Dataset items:
>> START

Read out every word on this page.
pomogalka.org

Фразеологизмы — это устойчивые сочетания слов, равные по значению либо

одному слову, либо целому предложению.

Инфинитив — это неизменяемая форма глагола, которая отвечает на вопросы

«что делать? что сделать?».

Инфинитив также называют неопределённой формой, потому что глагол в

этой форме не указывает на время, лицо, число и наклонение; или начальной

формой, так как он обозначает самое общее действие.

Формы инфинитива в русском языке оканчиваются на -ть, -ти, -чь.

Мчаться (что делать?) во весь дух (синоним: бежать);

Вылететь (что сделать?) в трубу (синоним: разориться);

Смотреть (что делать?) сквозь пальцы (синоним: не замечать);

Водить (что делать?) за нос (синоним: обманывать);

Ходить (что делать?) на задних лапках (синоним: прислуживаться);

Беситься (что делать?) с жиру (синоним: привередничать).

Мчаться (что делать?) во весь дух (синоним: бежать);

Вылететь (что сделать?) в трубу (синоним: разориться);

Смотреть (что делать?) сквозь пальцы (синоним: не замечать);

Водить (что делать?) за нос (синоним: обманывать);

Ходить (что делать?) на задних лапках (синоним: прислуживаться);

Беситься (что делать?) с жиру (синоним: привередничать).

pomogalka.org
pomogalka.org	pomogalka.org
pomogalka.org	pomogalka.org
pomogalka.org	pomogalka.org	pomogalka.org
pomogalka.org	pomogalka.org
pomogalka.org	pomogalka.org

>> END

What is expected -> Copy each line of the data above that holds "формой".

Correct response ->
Инфинитив также называют неопределённой формой, потому что глагол в
формой, так как он обозначает самое общее действие.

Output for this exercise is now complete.